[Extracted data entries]
# # #
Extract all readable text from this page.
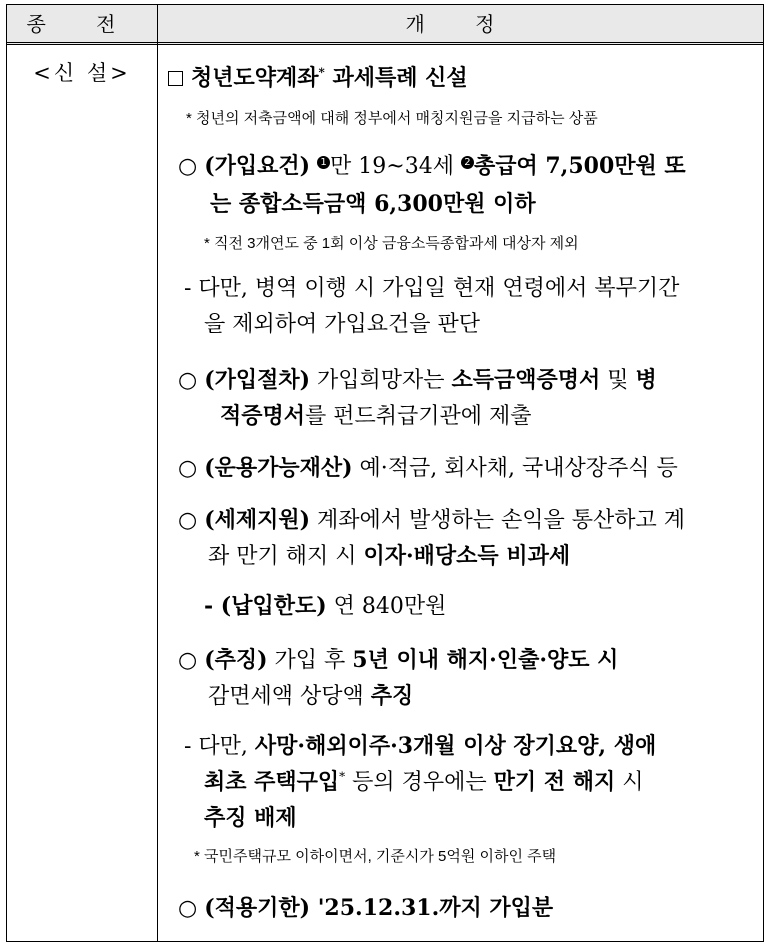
종 전	개 정
<신 설>	청년도약계좌* 과세특례 신설
* 청년의 저축금액에 대해 정부에서 매칭지원금을 지급하는 상품
○ (가입요건) 1 만 19~34세 2 총급여 7,500만원 또
는 종합소득금액 6,300만원 이하
* 직전 3개연도 중 1회 이상 금융소득종합과세 대상자 제외
- 다만, 병역 이행 시 가입일 현재 연령에서 복무기간
을 제외하여 가입요건을 판단
○ (가입절차) 가입희망자는 소득금액증명서 및 병
적증명서를 펀드취급기관에 제출
○ (운용가능재산) 예·적금, 회사채, 국내상장주식 등
○ (세제지원) 계좌에서 발생하는 손익을 통산하고 계
좌 만기 해지 시 이자·배당소득 비과세
- (납입한도) 연 840만원
○ (추징) 가입 후 5년 이내 해지·인출·양도 시
감면세액 상당액 추징
- 다만, 사망·해외이주·3개월 이상 장기요양, 생애
최초 주택구입* 등의 경우에는 만기 전 해지 시
추징 배제
* 국민주택규모 이하이면서, 기준시가 5억원 이하인 주택
○ (적용기한) '25.12.31.까지 가입분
# # #
=== Given exercise ===
Repeat every record precisely. Any picture among them stays out of the copy.

=== Exercise result ===
Extract all readable text from this page.
종 전	개 정
<신 설>	청년도약계좌* 과세특례 신설
* 청년의 저축금액에 대해 정부에서 매칭지원금을 지급하는 상품
○ (가입요건) 1 만 19~34세 2 총급여 7,500만원 또
는 종합소득금액 6,300만원 이하
* 직전 3개연도 중 1회 이상 금융소득종합과세 대상자 제외
- 다만, 병역 이행 시 가입일 현재 연령에서 복무기간
을 제외하여 가입요건을 판단
○ (가입절차) 가입희망자는 소득금액증명서 및 병
적증명서를 펀드취급기관에 제출
○ (운용가능재산) 예·적금, 회사채, 국내상장주식 등
○ (세제지원) 계좌에서 발생하는 손익을 통산하고 계
좌 만기 해지 시 이자·배당소득 비과세
- (납입한도) 연 840만원
○ (추징) 가입 후 5년 이내 해지·인출·양도 시
감면세액 상당액 추징
- 다만, 사망·해외이주·3개월 이상 장기요양, 생애
최초 주택구입* 등의 경우에는 만기 전 해지 시
추징 배제
* 국민주택규모 이하이면서, 기준시가 5억원 이하인 주택
○ (적용기한) '25.12.31.까지 가입분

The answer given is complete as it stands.